→ GIVEN EXERCISE:
Restate the data exactly as given and keep the pictures out.

★ ★ ★ ★

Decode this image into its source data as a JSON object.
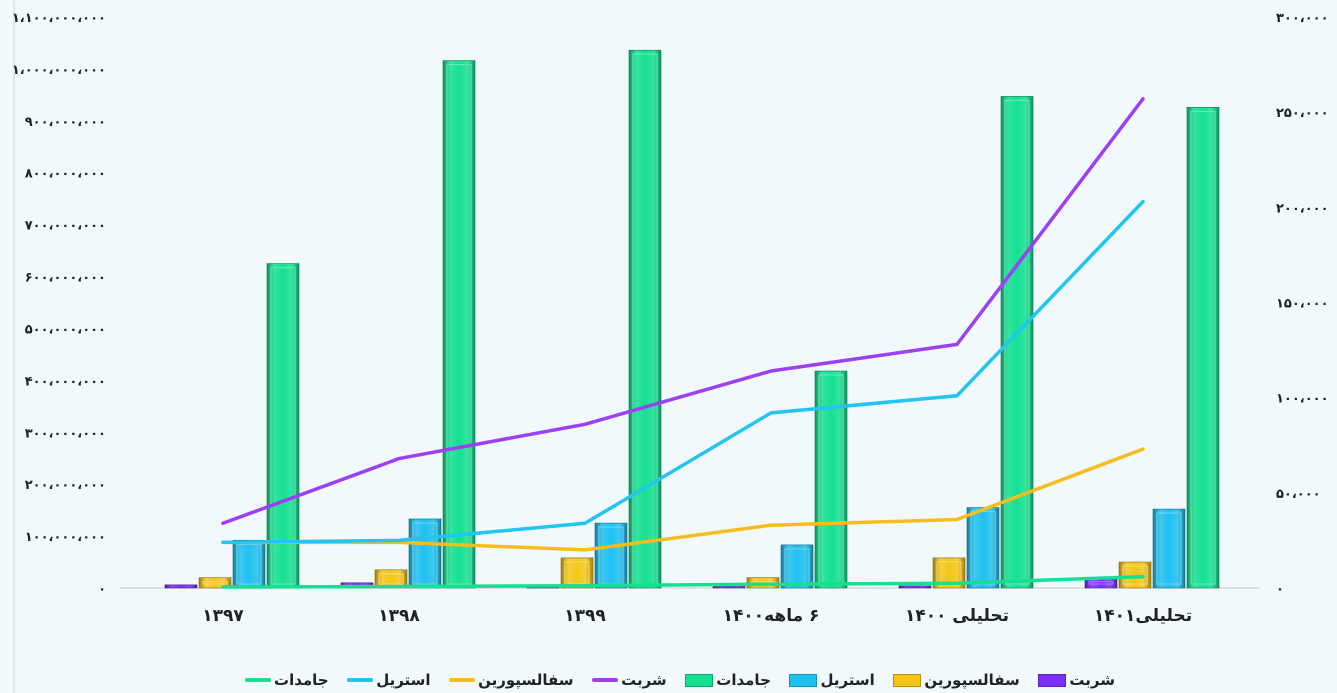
{
  "chart_data": {
    "type": "bar",
    "categories": [
      "۱۳۹۷",
      "۱۳۹۸",
      "۱۳۹۹",
      "۶ ماهه۱۴۰۰",
      "تحلیلی ۱۴۰۰",
      "تحلیلی۱۴۰۱"
    ],
    "left_axis": {
      "ylim": [
        0,
        1100000000
      ],
      "ticks": [
        "۰",
        "۱۰۰،۰۰۰،۰۰۰",
        "۲۰۰،۰۰۰،۰۰۰",
        "۳۰۰،۰۰۰،۰۰۰",
        "۴۰۰،۰۰۰،۰۰۰",
        "۵۰۰،۰۰۰،۰۰۰",
        "۶۰۰،۰۰۰،۰۰۰",
        "۷۰۰،۰۰۰،۰۰۰",
        "۸۰۰،۰۰۰،۰۰۰",
        "۹۰۰،۰۰۰،۰۰۰",
        "۱،۰۰۰،۰۰۰،۰۰۰",
        "۱،۱۰۰،۰۰۰،۰۰۰"
      ]
    },
    "right_axis": {
      "ylim": [
        0,
        300000
      ],
      "ticks": [
        "۰",
        "۵۰،۰۰۰",
        "۱۰۰،۰۰۰",
        "۱۵۰،۰۰۰",
        "۲۰۰،۰۰۰",
        "۲۵۰،۰۰۰",
        "۳۰۰،۰۰۰"
      ]
    },
    "bar_series": [
      {
        "name": "شربت",
        "color": "#7b2ff7",
        "values": [
          6000000,
          10000000,
          2000000,
          3000000,
          4000000,
          20000000
        ]
      },
      {
        "name": "سفالسپورین",
        "color": "#f5c518",
        "values": [
          20000000,
          35000000,
          58000000,
          20000000,
          58000000,
          50000000
        ]
      },
      {
        "name": "استریل",
        "color": "#1ec0f0",
        "values": [
          92000000,
          133000000,
          125000000,
          83000000,
          155000000,
          152000000
        ]
      },
      {
        "name": "جامدات",
        "color": "#14e090",
        "values": [
          625000000,
          1016000000,
          1036000000,
          418000000,
          947000000,
          926000000
        ]
      }
    ],
    "line_series": [
      {
        "name": "شربت",
        "color": "#9b40f5",
        "values": [
          34000,
          68000,
          86000,
          114000,
          128000,
          257000
        ]
      },
      {
        "name": "سفالسپورین",
        "color": "#f6bd1d",
        "values": [
          24000,
          24000,
          20000,
          33000,
          36000,
          73000
        ]
      },
      {
        "name": "استریل",
        "color": "#22c4f0",
        "values": [
          24000,
          25000,
          34000,
          92000,
          101000,
          203000
        ]
      },
      {
        "name": "جامدات",
        "color": "#14e090",
        "values": [
          500,
          800,
          1200,
          2000,
          2500,
          6000
        ]
      }
    ],
    "legend": [
      {
        "label": "شربت",
        "kind": "bar",
        "color": "#7b2ff7"
      },
      {
        "label": "سفالسپورین",
        "kind": "bar",
        "color": "#f5c518"
      },
      {
        "label": "استریل",
        "kind": "bar",
        "color": "#1ec0f0"
      },
      {
        "label": "جامدات",
        "kind": "bar",
        "color": "#14e090"
      },
      {
        "label": "شربت",
        "kind": "line",
        "color": "#9b40f5"
      },
      {
        "label": "سفالسپورین",
        "kind": "line",
        "color": "#f6bd1d"
      },
      {
        "label": "استریل",
        "kind": "line",
        "color": "#22c4f0"
      },
      {
        "label": "جامدات",
        "kind": "line",
        "color": "#14e090"
      }
    ],
    "legend_position": "bottom",
    "grid": false
  }
}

★ ★ ★ ★

→ RESULT OF THE TASK:
Decode this image into its source data as a JSON object.
{
  "chart_data": {
    "type": "bar",
    "categories": [
      "۱۳۹۷",
      "۱۳۹۸",
      "۱۳۹۹",
      "۶ ماهه۱۴۰۰",
      "تحلیلی ۱۴۰۰",
      "تحلیلی۱۴۰۱"
    ],
    "left_axis": {
      "ylim": [
        0,
        1100000000
      ],
      "ticks": [
        "۰",
        "۱۰۰،۰۰۰،۰۰۰",
        "۲۰۰،۰۰۰،۰۰۰",
        "۳۰۰،۰۰۰،۰۰۰",
        "۴۰۰،۰۰۰،۰۰۰",
        "۵۰۰،۰۰۰،۰۰۰",
        "۶۰۰،۰۰۰،۰۰۰",
        "۷۰۰،۰۰۰،۰۰۰",
        "۸۰۰،۰۰۰،۰۰۰",
        "۹۰۰،۰۰۰،۰۰۰",
        "۱،۰۰۰،۰۰۰،۰۰۰",
        "۱،۱۰۰،۰۰۰،۰۰۰"
      ]
    },
    "right_axis": {
      "ylim": [
        0,
        300000
      ],
      "ticks": [
        "۰",
        "۵۰،۰۰۰",
        "۱۰۰،۰۰۰",
        "۱۵۰،۰۰۰",
        "۲۰۰،۰۰۰",
        "۲۵۰،۰۰۰",
        "۳۰۰،۰۰۰"
      ]
    },
    "bar_series": [
      {
        "name": "شربت",
        "color": "#7b2ff7",
        "values": [
          6000000,
          10000000,
          2000000,
          3000000,
          4000000,
          20000000
        ]
      },
      {
        "name": "سفالسپورین",
        "color": "#f5c518",
        "values": [
          20000000,
          35000000,
          58000000,
          20000000,
          58000000,
          50000000
        ]
      },
      {
        "name": "استریل",
        "color": "#1ec0f0",
        "values": [
          92000000,
          133000000,
          125000000,
          83000000,
          155000000,
          152000000
        ]
      },
      {
        "name": "جامدات",
        "color": "#14e090",
        "values": [
          625000000,
          1016000000,
          1036000000,
          418000000,
          947000000,
          926000000
        ]
      }
    ],
    "line_series": [
      {
        "name": "شربت",
        "color": "#9b40f5",
        "values": [
          34000,
          68000,
          86000,
          114000,
          128000,
          257000
        ]
      },
      {
        "name": "سفالسپورین",
        "color": "#f6bd1d",
        "values": [
          24000,
          24000,
          20000,
          33000,
          36000,
          73000
        ]
      },
      {
        "name": "استریل",
        "color": "#22c4f0",
        "values": [
          24000,
          25000,
          34000,
          92000,
          101000,
          203000
        ]
      },
      {
        "name": "جامدات",
        "color": "#14e090",
        "values": [
          500,
          800,
          1200,
          2000,
          2500,
          6000
        ]
      }
    ],
    "legend": [
      {
        "label": "شربت",
        "kind": "bar",
        "color": "#7b2ff7"
      },
      {
        "label": "سفالسپورین",
        "kind": "bar",
        "color": "#f5c518"
      },
      {
        "label": "استریل",
        "kind": "bar",
        "color": "#1ec0f0"
      },
      {
        "label": "جامدات",
        "kind": "bar",
        "color": "#14e090"
      },
      {
        "label": "شربت",
        "kind": "line",
        "color": "#9b40f5"
      },
      {
        "label": "سفالسپورین",
        "kind": "line",
        "color": "#f6bd1d"
      },
      {
        "label": "استریل",
        "kind": "line",
        "color": "#22c4f0"
      },
      {
        "label": "جامدات",
        "kind": "line",
        "color": "#14e090"
      }
    ],
    "legend_position": "bottom",
    "grid": false
  }
}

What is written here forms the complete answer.